§ **WORK TO COMPLETE**: Reproduce the listing below verbatim, starting at its first line and ending at the line that contains "element-doc: Total nominal", with both of those lines included.

§ **STORED RECORDS**:
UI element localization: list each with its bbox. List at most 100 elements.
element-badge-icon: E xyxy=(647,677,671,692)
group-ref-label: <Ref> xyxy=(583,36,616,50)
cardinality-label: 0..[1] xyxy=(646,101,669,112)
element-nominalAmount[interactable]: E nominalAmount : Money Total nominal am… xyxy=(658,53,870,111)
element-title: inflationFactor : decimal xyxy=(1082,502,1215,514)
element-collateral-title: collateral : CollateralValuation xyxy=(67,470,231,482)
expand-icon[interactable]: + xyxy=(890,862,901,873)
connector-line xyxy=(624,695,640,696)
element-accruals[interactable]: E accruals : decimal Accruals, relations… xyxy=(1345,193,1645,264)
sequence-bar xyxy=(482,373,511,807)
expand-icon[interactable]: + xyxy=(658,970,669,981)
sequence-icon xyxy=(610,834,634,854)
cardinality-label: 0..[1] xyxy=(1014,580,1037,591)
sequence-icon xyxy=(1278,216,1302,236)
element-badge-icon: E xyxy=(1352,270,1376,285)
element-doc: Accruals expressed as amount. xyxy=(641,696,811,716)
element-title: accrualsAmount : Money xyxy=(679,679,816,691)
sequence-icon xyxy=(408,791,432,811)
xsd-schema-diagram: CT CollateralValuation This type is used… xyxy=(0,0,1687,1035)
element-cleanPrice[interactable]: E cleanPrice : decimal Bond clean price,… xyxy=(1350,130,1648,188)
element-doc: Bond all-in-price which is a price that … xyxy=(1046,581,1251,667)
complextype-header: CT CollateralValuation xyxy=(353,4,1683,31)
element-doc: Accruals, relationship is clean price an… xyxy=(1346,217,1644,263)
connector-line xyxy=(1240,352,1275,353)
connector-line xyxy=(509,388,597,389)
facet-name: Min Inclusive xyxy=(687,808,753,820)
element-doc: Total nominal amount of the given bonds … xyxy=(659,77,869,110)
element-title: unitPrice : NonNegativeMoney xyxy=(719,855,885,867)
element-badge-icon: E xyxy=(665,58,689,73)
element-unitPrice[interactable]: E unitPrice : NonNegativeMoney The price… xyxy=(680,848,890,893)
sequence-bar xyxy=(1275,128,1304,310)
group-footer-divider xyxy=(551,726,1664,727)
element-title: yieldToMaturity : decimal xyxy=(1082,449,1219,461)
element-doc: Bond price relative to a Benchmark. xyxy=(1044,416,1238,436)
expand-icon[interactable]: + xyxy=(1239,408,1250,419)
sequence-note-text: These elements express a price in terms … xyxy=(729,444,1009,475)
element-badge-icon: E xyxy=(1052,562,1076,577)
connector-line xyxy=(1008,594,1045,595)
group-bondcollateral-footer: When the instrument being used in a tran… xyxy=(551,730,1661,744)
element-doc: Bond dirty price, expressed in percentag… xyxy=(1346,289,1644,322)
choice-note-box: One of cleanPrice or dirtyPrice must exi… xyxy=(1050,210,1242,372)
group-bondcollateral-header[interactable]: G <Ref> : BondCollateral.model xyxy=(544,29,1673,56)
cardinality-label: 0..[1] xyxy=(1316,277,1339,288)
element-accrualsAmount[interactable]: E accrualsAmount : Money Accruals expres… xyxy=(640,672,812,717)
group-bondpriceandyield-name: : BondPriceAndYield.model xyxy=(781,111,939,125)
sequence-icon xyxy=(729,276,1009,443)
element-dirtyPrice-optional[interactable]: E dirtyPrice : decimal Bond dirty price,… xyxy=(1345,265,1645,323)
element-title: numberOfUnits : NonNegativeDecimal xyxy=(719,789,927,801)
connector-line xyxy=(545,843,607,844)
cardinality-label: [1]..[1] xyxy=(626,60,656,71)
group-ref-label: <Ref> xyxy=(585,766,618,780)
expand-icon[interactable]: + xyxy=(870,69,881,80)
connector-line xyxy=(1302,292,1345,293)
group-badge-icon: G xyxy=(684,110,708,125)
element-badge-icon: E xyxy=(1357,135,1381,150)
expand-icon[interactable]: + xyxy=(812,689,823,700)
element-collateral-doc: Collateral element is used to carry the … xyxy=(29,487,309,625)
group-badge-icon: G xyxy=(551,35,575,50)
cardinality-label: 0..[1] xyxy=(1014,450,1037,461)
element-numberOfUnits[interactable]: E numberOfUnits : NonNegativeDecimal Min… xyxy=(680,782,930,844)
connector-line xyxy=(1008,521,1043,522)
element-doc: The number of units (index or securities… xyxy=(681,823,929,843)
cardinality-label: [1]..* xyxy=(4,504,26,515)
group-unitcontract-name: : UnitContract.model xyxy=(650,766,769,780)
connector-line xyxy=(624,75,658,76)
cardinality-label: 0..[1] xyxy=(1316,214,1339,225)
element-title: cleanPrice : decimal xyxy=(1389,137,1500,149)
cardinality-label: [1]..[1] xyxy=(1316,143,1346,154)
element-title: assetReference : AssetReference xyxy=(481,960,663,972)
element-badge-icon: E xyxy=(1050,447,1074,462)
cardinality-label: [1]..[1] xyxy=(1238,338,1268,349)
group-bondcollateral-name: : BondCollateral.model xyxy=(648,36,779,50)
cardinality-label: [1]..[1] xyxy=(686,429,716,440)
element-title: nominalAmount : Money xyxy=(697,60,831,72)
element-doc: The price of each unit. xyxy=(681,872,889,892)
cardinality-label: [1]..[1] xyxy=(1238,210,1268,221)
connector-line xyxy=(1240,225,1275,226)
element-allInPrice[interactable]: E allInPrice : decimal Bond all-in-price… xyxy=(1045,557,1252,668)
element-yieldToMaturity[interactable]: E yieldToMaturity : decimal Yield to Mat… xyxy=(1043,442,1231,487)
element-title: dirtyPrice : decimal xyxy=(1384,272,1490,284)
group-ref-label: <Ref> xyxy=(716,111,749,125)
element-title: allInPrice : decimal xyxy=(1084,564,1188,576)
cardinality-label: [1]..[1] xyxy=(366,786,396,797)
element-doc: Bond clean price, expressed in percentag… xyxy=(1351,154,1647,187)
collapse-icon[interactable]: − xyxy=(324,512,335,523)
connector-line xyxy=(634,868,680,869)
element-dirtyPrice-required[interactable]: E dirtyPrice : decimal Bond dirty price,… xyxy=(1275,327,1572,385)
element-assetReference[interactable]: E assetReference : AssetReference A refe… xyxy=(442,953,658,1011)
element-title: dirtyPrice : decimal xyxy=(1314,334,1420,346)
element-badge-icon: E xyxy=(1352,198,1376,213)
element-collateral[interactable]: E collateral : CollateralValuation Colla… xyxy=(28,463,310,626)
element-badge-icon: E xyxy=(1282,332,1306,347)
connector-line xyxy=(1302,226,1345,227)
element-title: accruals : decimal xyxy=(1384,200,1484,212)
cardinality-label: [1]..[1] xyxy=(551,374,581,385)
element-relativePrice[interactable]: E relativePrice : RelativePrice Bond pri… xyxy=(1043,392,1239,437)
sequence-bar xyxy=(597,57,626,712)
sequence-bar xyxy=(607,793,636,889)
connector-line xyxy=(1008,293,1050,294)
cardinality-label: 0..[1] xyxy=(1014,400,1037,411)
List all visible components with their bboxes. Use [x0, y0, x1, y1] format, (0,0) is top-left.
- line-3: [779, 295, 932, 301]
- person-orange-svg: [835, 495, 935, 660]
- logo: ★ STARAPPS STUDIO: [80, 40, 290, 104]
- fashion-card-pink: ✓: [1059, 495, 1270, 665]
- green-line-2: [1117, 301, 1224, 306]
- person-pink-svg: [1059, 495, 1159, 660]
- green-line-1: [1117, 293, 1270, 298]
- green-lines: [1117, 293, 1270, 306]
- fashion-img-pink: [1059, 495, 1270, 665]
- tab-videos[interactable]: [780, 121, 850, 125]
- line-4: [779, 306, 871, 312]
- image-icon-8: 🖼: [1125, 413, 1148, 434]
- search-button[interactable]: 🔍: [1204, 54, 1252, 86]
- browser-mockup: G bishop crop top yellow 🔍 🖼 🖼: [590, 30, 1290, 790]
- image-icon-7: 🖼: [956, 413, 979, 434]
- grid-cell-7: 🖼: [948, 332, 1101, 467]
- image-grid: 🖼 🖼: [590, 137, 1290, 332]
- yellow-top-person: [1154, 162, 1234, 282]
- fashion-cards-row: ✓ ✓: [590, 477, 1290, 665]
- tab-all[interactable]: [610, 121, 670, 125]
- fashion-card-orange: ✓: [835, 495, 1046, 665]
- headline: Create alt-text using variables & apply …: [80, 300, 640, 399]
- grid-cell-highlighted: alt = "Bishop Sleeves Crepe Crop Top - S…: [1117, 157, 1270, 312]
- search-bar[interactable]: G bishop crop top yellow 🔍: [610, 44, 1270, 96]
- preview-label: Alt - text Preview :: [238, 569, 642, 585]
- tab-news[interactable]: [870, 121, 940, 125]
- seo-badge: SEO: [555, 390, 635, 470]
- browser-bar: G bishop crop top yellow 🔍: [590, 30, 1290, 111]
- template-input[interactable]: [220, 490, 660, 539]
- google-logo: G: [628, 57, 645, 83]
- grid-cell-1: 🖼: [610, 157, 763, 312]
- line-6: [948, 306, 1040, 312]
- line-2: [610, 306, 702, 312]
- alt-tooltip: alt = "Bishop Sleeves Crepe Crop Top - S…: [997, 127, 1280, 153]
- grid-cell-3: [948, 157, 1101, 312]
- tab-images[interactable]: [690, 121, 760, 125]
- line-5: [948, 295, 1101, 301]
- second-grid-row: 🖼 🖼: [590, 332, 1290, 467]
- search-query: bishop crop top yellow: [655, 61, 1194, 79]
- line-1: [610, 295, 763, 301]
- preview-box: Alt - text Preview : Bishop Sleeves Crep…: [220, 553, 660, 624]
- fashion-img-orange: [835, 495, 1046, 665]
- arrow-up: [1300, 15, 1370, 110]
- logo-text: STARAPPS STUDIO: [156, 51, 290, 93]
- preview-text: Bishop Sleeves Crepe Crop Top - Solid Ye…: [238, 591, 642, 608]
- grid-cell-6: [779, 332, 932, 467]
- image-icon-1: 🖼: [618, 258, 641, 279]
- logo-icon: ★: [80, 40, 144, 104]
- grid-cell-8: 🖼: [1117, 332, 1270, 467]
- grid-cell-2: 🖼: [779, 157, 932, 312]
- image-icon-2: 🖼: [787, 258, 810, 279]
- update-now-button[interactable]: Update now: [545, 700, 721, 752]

§ **RESPONSE**:
UI element localization: list each with its bbox. List at most 100 elements.
element-badge-icon: E xyxy=(647,677,671,692)
group-ref-label: <Ref> xyxy=(583,36,616,50)
cardinality-label: 0..[1] xyxy=(646,101,669,112)
element-nominalAmount[interactable]: E nominalAmount : Money Total nominal am… xyxy=(658,53,870,111)
element-title: inflationFactor : decimal xyxy=(1082,502,1215,514)
element-collateral-title: collateral : CollateralValuation xyxy=(67,470,231,482)
expand-icon[interactable]: + xyxy=(890,862,901,873)
connector-line xyxy=(624,695,640,696)
element-accruals[interactable]: E accruals : decimal Accruals, relations… xyxy=(1345,193,1645,264)
sequence-bar xyxy=(482,373,511,807)
expand-icon[interactable]: + xyxy=(658,970,669,981)
sequence-icon xyxy=(610,834,634,854)
cardinality-label: 0..[1] xyxy=(1014,580,1037,591)
sequence-icon xyxy=(1278,216,1302,236)
element-badge-icon: E xyxy=(1352,270,1376,285)
element-doc: Accruals expressed as amount. xyxy=(641,696,811,716)
element-title: accrualsAmount : Money xyxy=(679,679,816,691)
sequence-icon xyxy=(408,791,432,811)
xsd-schema-diagram: CT CollateralValuation This type is used… xyxy=(0,0,1687,1035)
element-cleanPrice[interactable]: E cleanPrice : decimal Bond clean price,… xyxy=(1350,130,1648,188)
element-doc: Bond all-in-price which is a price that … xyxy=(1046,581,1251,667)
complextype-header: CT CollateralValuation xyxy=(353,4,1683,31)
element-doc: Accruals, relationship is clean price an… xyxy=(1346,217,1644,263)
connector-line xyxy=(1240,352,1275,353)
connector-line xyxy=(509,388,597,389)
facet-name: Min Inclusive xyxy=(687,808,753,820)
element-doc: Total nominal amount of the given bonds … xyxy=(659,77,869,110)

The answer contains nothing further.